# DATA PROVIDED:
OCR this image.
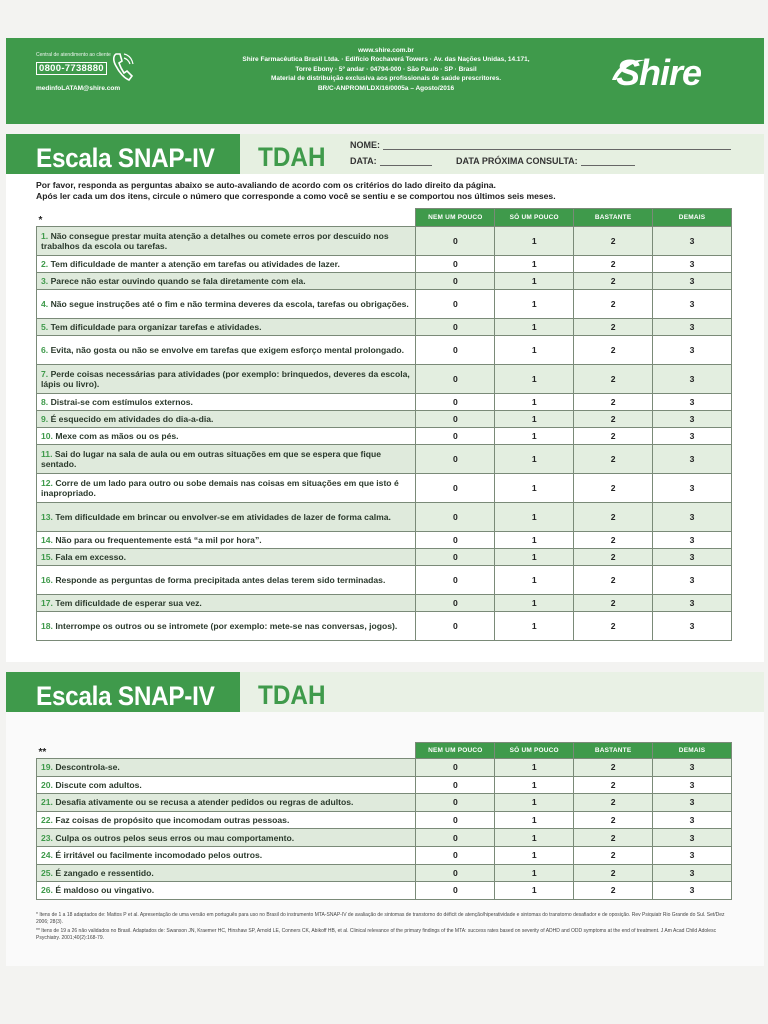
Central de atendimento ao cliente
0800-7738880
medinfoLATAM@shire.com
www.shire.com.br
Shire Farmacêutica Brasil Ltda. · Edifício Rochaverá Towers · Av. das Nações Unidas, 14.171,
Torre Ebony · 5º andar · 04794-000 · São Paulo · SP · Brasil
Material de distribuição exclusiva aos profissionais de saúde prescritores.
BR/C-ANPROM/LDX/16/0005a – Agosto/2016	Shire
Escala SNAP-IV TDAH	NOME:
DATA:	DATA PRÓXIMA CONSULTA:
Por favor, responda as perguntas abaixo se auto-avaliando de acordo com os critérios do lado direito da página.
Após ler cada um dos itens, circule o número que corresponde a como você se sentiu e se comportou nos últimos seis meses.
*	NEM UM POUCO	SÓ UM POUCO	BASTANTE	DEMAIS
1. Não consegue prestar muita atenção a detalhes ou comete erros por descuido nos trabalhos da escola ou tarefas.	0	1	2	3
2. Tem dificuldade de manter a atenção em tarefas ou atividades de lazer.	0	1	2	3
3. Parece não estar ouvindo quando se fala diretamente com ela.	0	1	2	3
4. Não segue instruções até o fim e não termina deveres da escola, tarefas ou obrigações.	0	1	2	3
5. Tem dificuldade para organizar tarefas e atividades.	0	1	2	3
6. Evita, não gosta ou não se envolve em tarefas que exigem esforço mental prolongado.	0	1	2	3
7. Perde coisas necessárias para atividades (por exemplo: brinquedos, deveres da escola, lápis ou livro).	0	1	2	3
8. Distrai-se com estímulos externos.	0	1	2	3
9. É esquecido em atividades do dia-a-dia.	0	1	2	3
10. Mexe com as mãos ou os pés.	0	1	2	3
11. Sai do lugar na sala de aula ou em outras situações em que se espera que fique sentado.	0	1	2	3
12. Corre de um lado para outro ou sobe demais nas coisas em situações em que isto é inapropriado.	0	1	2	3
13. Tem dificuldade em brincar ou envolver-se em atividades de lazer de forma calma.	0	1	2	3
14. Não para ou frequentemente está “a mil por hora”.	0	1	2	3
15. Fala em excesso.	0	1	2	3
16. Responde as perguntas de forma precipitada antes delas terem sido terminadas.	0	1	2	3
17. Tem dificuldade de esperar sua vez.	0	1	2	3
18. Interrompe os outros ou se intromete (por exemplo: mete-se nas conversas, jogos).	0	1	2	3
Escala SNAP-IV TDAH
**	NEM UM POUCO	SÓ UM POUCO	BASTANTE	DEMAIS
19. Descontrola-se.	0	1	2	3
20. Discute com adultos.	0	1	2	3
21. Desafia ativamente ou se recusa a atender pedidos ou regras de adultos.	0	1	2	3
22. Faz coisas de propósito que incomodam outras pessoas.	0	1	2	3
23. Culpa os outros pelos seus erros ou mau comportamento.	0	1	2	3
24. É irritável ou facilmente incomodado pelos outros.	0	1	2	3
25. É zangado e ressentido.	0	1	2	3
26. É maldoso ou vingativo.	0	1	2	3

* Itens de 1 a 18 adaptados de: Mattos P et al. Apresentação de uma versão em português para uso no Brasil do instrumento MTA-SNAP-IV de avaliação de sintomas de transtorno do déficit de atenção/hiperatividade e sintomas do transtorno desafiador e de oposição. Rev Psiquiatr Rio Grande do Sul. Set/Dez 2006; 28(3).

** Itens de 19 a 26 não validados no Brasil. Adaptados de: Swanson JN, Kraemer HC, Hinshaw SP, Arnold LE, Conners CK, Abikoff HB, et al. Clinical relevance of the primary findings of the MTA: success rates based on severity of ADHD and ODD symptoms at the end of treatment. J Am Acad Child Adolesc Psychiatry. 2001;40(2):168-79.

# THE REQUEST:
All records must be output exactly as they are, except for the pictures, which are left out.

# EXERCISE SOLUTION:
OCR this image.
Central de atendimento ao cliente
0800-7738880
medinfoLATAM@shire.com
www.shire.com.br
Shire Farmacêutica Brasil Ltda. · Edifício Rochaverá Towers · Av. das Nações Unidas, 14.171,
Torre Ebony · 5º andar · 04794-000 · São Paulo · SP · Brasil
Material de distribuição exclusiva aos profissionais de saúde prescritores.
BR/C-ANPROM/LDX/16/0005a – Agosto/2016	Shire
Escala SNAP-IV TDAH	NOME:
DATA:	DATA PRÓXIMA CONSULTA:
Por favor, responda as perguntas abaixo se auto-avaliando de acordo com os critérios do lado direito da página.
Após ler cada um dos itens, circule o número que corresponde a como você se sentiu e se comportou nos últimos seis meses.
*	NEM UM POUCO	SÓ UM POUCO	BASTANTE	DEMAIS
1. Não consegue prestar muita atenção a detalhes ou comete erros por descuido nos trabalhos da escola ou tarefas.	0	1	2	3
2. Tem dificuldade de manter a atenção em tarefas ou atividades de lazer.	0	1	2	3
3. Parece não estar ouvindo quando se fala diretamente com ela.	0	1	2	3
4. Não segue instruções até o fim e não termina deveres da escola, tarefas ou obrigações.	0	1	2	3
5. Tem dificuldade para organizar tarefas e atividades.	0	1	2	3
6. Evita, não gosta ou não se envolve em tarefas que exigem esforço mental prolongado.	0	1	2	3
7. Perde coisas necessárias para atividades (por exemplo: brinquedos, deveres da escola, lápis ou livro).	0	1	2	3
8. Distrai-se com estímulos externos.	0	1	2	3
9. É esquecido em atividades do dia-a-dia.	0	1	2	3
10. Mexe com as mãos ou os pés.	0	1	2	3
11. Sai do lugar na sala de aula ou em outras situações em que se espera que fique sentado.	0	1	2	3
12. Corre de um lado para outro ou sobe demais nas coisas em situações em que isto é inapropriado.	0	1	2	3
13. Tem dificuldade em brincar ou envolver-se em atividades de lazer de forma calma.	0	1	2	3
14. Não para ou frequentemente está “a mil por hora”.	0	1	2	3
15. Fala em excesso.	0	1	2	3
16. Responde as perguntas de forma precipitada antes delas terem sido terminadas.	0	1	2	3
17. Tem dificuldade de esperar sua vez.	0	1	2	3
18. Interrompe os outros ou se intromete (por exemplo: mete-se nas conversas, jogos).	0	1	2	3
Escala SNAP-IV TDAH
**	NEM UM POUCO	SÓ UM POUCO	BASTANTE	DEMAIS
19. Descontrola-se.	0	1	2	3
20. Discute com adultos.	0	1	2	3
21. Desafia ativamente ou se recusa a atender pedidos ou regras de adultos.	0	1	2	3
22. Faz coisas de propósito que incomodam outras pessoas.	0	1	2	3
23. Culpa os outros pelos seus erros ou mau comportamento.	0	1	2	3
24. É irritável ou facilmente incomodado pelos outros.	0	1	2	3
25. É zangado e ressentido.	0	1	2	3
26. É maldoso ou vingativo.	0	1	2	3

* Itens de 1 a 18 adaptados de: Mattos P et al. Apresentação de uma versão em português para uso no Brasil do instrumento MTA-SNAP-IV de avaliação de sintomas de transtorno do déficit de atenção/hiperatividade e sintomas do transtorno desafiador e de oposição. Rev Psiquiatr Rio Grande do Sul. Set/Dez 2006; 28(3).

** Itens de 19 a 26 não validados no Brasil. Adaptados de: Swanson JN, Kraemer HC, Hinshaw SP, Arnold LE, Conners CK, Abikoff HB, et al. Clinical relevance of the primary findings of the MTA: success rates based on severity of ADHD and ODD symptoms at the end of treatment. J Am Acad Child Adolesc Psychiatry. 2001;40(2):168-79.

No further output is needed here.